→ Task to complete
Pull every line containing the word "this" from the records.

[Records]
▬▬▬▬▬▬

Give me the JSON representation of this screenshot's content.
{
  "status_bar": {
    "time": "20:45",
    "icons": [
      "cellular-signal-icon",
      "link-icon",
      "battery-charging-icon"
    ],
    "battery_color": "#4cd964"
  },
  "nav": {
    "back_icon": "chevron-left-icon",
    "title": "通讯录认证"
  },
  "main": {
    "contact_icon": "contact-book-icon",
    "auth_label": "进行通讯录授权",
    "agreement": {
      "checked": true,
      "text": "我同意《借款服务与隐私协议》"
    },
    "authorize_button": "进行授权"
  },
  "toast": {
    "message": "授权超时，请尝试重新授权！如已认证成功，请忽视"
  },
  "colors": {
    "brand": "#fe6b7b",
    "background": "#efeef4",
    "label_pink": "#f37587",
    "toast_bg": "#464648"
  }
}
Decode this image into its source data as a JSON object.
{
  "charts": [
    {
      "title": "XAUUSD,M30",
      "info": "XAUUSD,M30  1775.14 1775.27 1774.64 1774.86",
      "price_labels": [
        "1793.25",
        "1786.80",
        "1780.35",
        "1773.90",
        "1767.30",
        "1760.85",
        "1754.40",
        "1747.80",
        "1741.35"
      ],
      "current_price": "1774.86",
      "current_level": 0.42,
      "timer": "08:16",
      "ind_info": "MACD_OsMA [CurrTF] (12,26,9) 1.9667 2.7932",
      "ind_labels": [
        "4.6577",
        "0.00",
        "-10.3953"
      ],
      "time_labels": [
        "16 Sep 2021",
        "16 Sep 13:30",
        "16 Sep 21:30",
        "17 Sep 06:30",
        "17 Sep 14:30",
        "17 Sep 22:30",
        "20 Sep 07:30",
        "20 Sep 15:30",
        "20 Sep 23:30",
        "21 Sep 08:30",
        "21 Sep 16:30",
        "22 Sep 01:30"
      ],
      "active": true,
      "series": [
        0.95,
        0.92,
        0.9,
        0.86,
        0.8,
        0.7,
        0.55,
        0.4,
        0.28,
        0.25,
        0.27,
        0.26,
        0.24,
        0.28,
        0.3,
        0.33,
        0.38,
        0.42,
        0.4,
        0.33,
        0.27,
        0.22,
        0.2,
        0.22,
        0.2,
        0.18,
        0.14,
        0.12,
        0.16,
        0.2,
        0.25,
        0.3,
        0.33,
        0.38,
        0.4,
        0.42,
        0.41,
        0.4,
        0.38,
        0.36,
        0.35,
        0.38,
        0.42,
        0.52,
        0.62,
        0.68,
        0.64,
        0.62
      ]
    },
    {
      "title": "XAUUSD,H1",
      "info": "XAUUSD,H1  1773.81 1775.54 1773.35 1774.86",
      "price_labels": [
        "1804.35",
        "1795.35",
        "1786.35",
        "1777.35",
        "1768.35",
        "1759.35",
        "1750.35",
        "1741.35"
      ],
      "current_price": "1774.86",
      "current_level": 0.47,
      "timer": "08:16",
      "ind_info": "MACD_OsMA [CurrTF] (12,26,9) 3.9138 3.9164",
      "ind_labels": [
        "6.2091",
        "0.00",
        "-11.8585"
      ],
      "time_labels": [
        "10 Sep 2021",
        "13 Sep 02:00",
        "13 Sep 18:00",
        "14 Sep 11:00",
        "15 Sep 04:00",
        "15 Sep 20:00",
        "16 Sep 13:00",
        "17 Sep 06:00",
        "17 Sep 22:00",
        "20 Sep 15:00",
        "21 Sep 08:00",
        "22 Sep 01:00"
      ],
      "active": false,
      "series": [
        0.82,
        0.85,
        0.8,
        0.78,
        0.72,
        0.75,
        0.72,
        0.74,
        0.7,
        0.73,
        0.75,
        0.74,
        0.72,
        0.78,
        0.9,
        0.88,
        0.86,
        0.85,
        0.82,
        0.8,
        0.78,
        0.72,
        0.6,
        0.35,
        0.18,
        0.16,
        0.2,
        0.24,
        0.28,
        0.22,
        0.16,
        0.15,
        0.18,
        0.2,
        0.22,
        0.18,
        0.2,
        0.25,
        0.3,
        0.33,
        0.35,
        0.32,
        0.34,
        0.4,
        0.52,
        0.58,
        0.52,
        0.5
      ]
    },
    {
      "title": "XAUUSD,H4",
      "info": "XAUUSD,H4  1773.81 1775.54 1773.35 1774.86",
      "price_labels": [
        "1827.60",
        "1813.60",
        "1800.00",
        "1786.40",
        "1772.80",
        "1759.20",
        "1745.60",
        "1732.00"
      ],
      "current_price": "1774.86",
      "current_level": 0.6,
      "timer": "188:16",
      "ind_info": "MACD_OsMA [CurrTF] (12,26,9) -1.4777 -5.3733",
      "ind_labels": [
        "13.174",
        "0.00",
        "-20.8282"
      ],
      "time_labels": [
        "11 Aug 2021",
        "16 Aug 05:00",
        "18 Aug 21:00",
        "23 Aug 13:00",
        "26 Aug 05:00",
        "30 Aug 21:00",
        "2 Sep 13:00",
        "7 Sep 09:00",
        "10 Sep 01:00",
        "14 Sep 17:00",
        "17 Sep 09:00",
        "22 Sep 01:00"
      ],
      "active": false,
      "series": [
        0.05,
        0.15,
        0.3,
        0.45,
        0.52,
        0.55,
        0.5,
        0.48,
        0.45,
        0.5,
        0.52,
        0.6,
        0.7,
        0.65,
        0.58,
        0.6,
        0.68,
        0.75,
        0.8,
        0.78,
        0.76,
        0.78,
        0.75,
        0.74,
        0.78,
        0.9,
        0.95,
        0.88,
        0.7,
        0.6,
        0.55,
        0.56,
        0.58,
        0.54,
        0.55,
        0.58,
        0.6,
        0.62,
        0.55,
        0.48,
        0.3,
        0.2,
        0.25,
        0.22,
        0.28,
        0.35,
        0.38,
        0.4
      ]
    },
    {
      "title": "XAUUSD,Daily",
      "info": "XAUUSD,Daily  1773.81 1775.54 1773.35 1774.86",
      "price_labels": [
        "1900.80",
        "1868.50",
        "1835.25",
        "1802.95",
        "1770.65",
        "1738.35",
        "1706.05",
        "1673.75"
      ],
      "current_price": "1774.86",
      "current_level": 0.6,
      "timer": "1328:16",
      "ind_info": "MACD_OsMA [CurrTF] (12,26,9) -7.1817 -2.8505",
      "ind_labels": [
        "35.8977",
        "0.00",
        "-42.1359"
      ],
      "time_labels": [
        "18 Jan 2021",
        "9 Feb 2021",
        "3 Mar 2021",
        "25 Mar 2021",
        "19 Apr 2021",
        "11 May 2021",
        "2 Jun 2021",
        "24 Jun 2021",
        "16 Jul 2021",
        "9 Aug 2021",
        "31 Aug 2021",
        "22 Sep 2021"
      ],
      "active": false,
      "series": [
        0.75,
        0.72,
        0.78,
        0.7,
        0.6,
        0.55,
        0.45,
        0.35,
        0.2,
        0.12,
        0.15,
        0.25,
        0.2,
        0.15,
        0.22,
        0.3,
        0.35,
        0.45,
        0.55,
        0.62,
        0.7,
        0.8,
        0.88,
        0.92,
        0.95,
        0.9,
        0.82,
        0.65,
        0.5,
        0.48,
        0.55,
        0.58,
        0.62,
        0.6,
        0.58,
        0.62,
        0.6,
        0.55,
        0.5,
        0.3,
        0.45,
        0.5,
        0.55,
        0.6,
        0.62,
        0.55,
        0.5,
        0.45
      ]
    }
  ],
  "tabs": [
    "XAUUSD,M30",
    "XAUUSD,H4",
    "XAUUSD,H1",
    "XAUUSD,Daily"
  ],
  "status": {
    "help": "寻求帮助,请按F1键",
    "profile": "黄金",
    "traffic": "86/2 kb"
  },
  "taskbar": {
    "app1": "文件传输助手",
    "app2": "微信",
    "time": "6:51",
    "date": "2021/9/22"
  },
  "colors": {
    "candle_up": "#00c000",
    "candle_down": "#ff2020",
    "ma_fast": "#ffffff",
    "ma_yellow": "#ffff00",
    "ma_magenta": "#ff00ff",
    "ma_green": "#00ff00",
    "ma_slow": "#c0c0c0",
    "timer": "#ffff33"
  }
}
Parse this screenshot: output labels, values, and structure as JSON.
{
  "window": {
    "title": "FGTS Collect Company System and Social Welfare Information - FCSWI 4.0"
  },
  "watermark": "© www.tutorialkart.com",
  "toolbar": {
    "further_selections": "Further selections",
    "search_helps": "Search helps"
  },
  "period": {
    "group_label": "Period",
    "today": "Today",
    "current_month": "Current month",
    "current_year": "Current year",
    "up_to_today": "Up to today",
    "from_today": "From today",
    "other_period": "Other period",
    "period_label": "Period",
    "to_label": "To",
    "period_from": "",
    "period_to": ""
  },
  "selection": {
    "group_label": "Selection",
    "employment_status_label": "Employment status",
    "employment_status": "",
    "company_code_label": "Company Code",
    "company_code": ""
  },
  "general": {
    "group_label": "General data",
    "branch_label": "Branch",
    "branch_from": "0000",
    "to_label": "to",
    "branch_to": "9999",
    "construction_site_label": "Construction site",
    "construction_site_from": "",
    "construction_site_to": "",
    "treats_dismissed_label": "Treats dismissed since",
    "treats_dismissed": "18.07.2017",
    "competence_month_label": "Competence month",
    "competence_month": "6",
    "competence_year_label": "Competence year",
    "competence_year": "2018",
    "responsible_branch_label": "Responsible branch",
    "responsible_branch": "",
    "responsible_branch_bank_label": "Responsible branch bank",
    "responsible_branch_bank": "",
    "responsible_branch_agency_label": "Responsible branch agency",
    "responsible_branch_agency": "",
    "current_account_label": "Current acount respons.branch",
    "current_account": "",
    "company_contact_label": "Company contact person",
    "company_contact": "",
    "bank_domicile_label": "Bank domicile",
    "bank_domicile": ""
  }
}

▬▬▬▬▬▬

→ Written answer
Give me the JSON representation of this screenshot's content.
Decode this image into its source data as a JSON object.
Parse this screenshot: output labels, values, and structure as JSON.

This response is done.